Direction → Extract every record, keeping each one exactly as it is.

Records for the exercise →
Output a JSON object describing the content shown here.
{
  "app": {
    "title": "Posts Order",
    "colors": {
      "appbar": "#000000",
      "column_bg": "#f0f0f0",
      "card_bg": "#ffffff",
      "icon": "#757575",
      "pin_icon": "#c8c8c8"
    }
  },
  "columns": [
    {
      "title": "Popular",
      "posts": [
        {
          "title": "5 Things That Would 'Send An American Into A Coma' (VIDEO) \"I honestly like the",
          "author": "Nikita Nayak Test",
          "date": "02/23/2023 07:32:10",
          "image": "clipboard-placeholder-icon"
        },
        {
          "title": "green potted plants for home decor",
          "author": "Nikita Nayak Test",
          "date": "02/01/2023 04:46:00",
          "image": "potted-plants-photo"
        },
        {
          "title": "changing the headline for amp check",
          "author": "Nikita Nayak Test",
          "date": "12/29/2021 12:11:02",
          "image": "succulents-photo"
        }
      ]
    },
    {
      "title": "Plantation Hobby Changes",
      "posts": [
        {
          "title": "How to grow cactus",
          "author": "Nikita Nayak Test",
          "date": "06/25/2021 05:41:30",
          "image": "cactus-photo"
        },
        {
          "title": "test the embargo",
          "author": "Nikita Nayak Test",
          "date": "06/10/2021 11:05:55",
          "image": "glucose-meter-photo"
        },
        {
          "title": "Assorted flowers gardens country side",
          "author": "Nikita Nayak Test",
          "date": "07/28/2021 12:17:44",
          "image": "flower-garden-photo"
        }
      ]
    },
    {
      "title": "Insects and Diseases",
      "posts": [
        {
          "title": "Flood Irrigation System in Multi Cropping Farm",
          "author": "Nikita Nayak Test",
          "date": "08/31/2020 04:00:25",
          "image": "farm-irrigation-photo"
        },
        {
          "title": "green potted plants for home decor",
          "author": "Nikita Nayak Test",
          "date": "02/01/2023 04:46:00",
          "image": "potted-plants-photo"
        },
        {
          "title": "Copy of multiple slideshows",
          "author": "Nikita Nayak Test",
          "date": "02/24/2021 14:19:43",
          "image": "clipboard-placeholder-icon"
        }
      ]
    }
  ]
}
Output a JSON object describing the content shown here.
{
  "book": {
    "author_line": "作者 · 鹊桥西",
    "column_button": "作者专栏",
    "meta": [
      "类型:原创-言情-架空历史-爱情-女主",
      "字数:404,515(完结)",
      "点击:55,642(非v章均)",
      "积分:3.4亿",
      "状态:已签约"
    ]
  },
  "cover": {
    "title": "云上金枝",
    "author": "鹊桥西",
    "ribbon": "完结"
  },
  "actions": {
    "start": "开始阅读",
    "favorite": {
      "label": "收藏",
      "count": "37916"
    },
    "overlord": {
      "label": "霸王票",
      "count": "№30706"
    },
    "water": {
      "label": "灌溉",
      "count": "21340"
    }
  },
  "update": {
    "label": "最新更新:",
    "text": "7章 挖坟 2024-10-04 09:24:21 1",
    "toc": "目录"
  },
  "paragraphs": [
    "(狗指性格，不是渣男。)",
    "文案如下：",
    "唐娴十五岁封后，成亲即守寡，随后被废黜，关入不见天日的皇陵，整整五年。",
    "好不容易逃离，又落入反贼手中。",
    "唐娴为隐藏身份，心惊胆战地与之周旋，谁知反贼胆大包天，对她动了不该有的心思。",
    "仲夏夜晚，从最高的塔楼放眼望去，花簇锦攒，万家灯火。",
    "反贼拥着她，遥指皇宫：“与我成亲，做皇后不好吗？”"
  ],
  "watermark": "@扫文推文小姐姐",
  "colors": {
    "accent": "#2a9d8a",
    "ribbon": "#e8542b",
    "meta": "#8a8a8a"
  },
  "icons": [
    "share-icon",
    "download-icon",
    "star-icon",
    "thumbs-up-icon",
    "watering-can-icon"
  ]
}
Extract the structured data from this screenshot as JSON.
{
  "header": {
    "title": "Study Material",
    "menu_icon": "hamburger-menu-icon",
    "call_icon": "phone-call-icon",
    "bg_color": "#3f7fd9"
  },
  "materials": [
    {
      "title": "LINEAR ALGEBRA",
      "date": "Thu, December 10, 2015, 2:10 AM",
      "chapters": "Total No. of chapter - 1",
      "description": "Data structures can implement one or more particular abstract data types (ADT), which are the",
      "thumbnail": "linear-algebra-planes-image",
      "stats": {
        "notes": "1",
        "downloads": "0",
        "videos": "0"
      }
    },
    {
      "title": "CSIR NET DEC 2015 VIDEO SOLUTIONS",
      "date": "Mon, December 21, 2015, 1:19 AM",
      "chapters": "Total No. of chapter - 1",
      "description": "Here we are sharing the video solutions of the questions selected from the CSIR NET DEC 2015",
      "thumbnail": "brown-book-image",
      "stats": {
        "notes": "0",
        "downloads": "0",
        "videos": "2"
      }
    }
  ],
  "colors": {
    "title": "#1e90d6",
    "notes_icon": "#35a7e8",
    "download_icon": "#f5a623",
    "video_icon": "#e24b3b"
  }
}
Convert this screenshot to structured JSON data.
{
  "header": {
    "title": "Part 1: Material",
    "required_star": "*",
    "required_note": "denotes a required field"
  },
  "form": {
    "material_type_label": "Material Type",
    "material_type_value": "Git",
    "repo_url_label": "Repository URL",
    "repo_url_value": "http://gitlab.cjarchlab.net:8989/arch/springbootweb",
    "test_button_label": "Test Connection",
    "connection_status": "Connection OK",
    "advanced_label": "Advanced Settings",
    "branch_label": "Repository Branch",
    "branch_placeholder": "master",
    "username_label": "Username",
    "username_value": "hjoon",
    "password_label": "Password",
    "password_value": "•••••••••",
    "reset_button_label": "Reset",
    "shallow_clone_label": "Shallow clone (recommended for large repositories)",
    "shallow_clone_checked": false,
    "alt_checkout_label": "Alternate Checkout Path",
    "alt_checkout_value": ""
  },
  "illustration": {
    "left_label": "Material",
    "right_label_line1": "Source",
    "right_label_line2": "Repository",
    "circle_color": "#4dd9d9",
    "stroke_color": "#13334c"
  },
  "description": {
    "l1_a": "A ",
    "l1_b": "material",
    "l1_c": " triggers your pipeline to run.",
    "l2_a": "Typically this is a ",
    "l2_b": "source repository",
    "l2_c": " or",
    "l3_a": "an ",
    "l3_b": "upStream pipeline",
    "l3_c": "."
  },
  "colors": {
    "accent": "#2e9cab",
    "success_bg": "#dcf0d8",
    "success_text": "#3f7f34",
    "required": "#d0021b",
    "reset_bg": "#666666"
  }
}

Reply →
Output a JSON object describing the content shown here.
{
  "app": {
    "title": "Posts Order",
    "colors": {
      "appbar": "#000000",
      "column_bg": "#f0f0f0",
      "card_bg": "#ffffff",
      "icon": "#757575",
      "pin_icon": "#c8c8c8"
    }
  },
  "columns": [
    {
      "title": "Popular",
      "posts": [
        {
          "title": "5 Things That Would 'Send An American Into A Coma' (VIDEO) \"I honestly like the",
          "author": "Nikita Nayak Test",
          "date": "02/23/2023 07:32:10",
          "image": "clipboard-placeholder-icon"
        },
        {
          "title": "green potted plants for home decor",
          "author": "Nikita Nayak Test",
          "date": "02/01/2023 04:46:00",
          "image": "potted-plants-photo"
        },
        {
          "title": "changing the headline for amp check",
          "author": "Nikita Nayak Test",
          "date": "12/29/2021 12:11:02",
          "image": "succulents-photo"
        }
      ]
    },
    {
      "title": "Plantation Hobby Changes",
      "posts": [
        {
          "title": "How to grow cactus",
          "author": "Nikita Nayak Test",
          "date": "06/25/2021 05:41:30",
          "image": "cactus-photo"
        },
        {
          "title": "test the embargo",
          "author": "Nikita Nayak Test",
          "date": "06/10/2021 11:05:55",
          "image": "glucose-meter-photo"
        },
        {
          "title": "Assorted flowers gardens country side",
          "author": "Nikita Nayak Test",
          "date": "07/28/2021 12:17:44",
          "image": "flower-garden-photo"
        }
      ]
    },
    {
      "title": "Insects and Diseases",
      "posts": [
        {
          "title": "Flood Irrigation System in Multi Cropping Farm",
          "author": "Nikita Nayak Test",
          "date": "08/31/2020 04:00:25",
          "image": "farm-irrigation-photo"
        },
        {
          "title": "green potted plants for home decor",
          "author": "Nikita Nayak Test",
          "date": "02/01/2023 04:46:00",
          "image": "potted-plants-photo"
        },
        {
          "title": "Copy of multiple slideshows",
          "author": "Nikita Nayak Test",
          "date": "02/24/2021 14:19:43",
          "image": "clipboard-placeholder-icon"
        }
      ]
    }
  ]
}
Output a JSON object describing the content shown here.
{
  "book": {
    "author_line": "作者 · 鹊桥西",
    "column_button": "作者专栏",
    "meta": [
      "类型:原创-言情-架空历史-爱情-女主",
      "字数:404,515(完结)",
      "点击:55,642(非v章均)",
      "积分:3.4亿",
      "状态:已签约"
    ]
  },
  "cover": {
    "title": "云上金枝",
    "author": "鹊桥西",
    "ribbon": "完结"
  },
  "actions": {
    "start": "开始阅读",
    "favorite": {
      "label": "收藏",
      "count": "37916"
    },
    "overlord": {
      "label": "霸王票",
      "count": "№30706"
    },
    "water": {
      "label": "灌溉",
      "count": "21340"
    }
  },
  "update": {
    "label": "最新更新:",
    "text": "7章 挖坟 2024-10-04 09:24:21 1",
    "toc": "目录"
  },
  "paragraphs": [
    "(狗指性格，不是渣男。)",
    "文案如下：",
    "唐娴十五岁封后，成亲即守寡，随后被废黜，关入不见天日的皇陵，整整五年。",
    "好不容易逃离，又落入反贼手中。",
    "唐娴为隐藏身份，心惊胆战地与之周旋，谁知反贼胆大包天，对她动了不该有的心思。",
    "仲夏夜晚，从最高的塔楼放眼望去，花簇锦攒，万家灯火。",
    "反贼拥着她，遥指皇宫：“与我成亲，做皇后不好吗？”"
  ],
  "watermark": "@扫文推文小姐姐",
  "colors": {
    "accent": "#2a9d8a",
    "ribbon": "#e8542b",
    "meta": "#8a8a8a"
  },
  "icons": [
    "share-icon",
    "download-icon",
    "star-icon",
    "thumbs-up-icon",
    "watering-can-icon"
  ]
}
Extract the structured data from this screenshot as JSON.
{
  "header": {
    "title": "Study Material",
    "menu_icon": "hamburger-menu-icon",
    "call_icon": "phone-call-icon",
    "bg_color": "#3f7fd9"
  },
  "materials": [
    {
      "title": "LINEAR ALGEBRA",
      "date": "Thu, December 10, 2015, 2:10 AM",
      "chapters": "Total No. of chapter - 1",
      "description": "Data structures can implement one or more particular abstract data types (ADT), which are the",
      "thumbnail": "linear-algebra-planes-image",
      "stats": {
        "notes": "1",
        "downloads": "0",
        "videos": "0"
      }
    },
    {
      "title": "CSIR NET DEC 2015 VIDEO SOLUTIONS",
      "date": "Mon, December 21, 2015, 1:19 AM",
      "chapters": "Total No. of chapter - 1",
      "description": "Here we are sharing the video solutions of the questions selected from the CSIR NET DEC 2015",
      "thumbnail": "brown-book-image",
      "stats": {
        "notes": "0",
        "downloads": "0",
        "videos": "2"
      }
    }
  ],
  "colors": {
    "title": "#1e90d6",
    "notes_icon": "#35a7e8",
    "download_icon": "#f5a623",
    "video_icon": "#e24b3b"
  }
}
Convert this screenshot to structured JSON data.
{
  "header": {
    "title": "Part 1: Material",
    "required_star": "*",
    "required_note": "denotes a required field"
  },
  "form": {
    "material_type_label": "Material Type",
    "material_type_value": "Git",
    "repo_url_label": "Repository URL",
    "repo_url_value": "http://gitlab.cjarchlab.net:8989/arch/springbootweb",
    "test_button_label": "Test Connection",
    "connection_status": "Connection OK",
    "advanced_label": "Advanced Settings",
    "branch_label": "Repository Branch",
    "branch_placeholder": "master",
    "username_label": "Username",
    "username_value": "hjoon",
    "password_label": "Password",
    "password_value": "•••••••••",
    "reset_button_label": "Reset",
    "shallow_clone_label": "Shallow clone (recommended for large repositories)",
    "shallow_clone_checked": false,
    "alt_checkout_label": "Alternate Checkout Path",
    "alt_checkout_value": ""
  },
  "illustration": {
    "left_label": "Material",
    "right_label_line1": "Source",
    "right_label_line2": "Repository",
    "circle_color": "#4dd9d9",
    "stroke_color": "#13334c"
  },
  "description": {
    "l1_a": "A ",
    "l1_b": "material",
    "l1_c": " triggers your pipeline to run.",
    "l2_a": "Typically this is a ",
    "l2_b": "source repository",
    "l2_c": " or",
    "l3_a": "an ",
    "l3_b": "upStream pipeline",
    "l3_c": "."
  },
  "colors": {
    "accent": "#2e9cab",
    "success_bg": "#dcf0d8",
    "success_text": "#3f7f34",
    "required": "#d0021b",
    "reset_bg": "#666666"
  }
}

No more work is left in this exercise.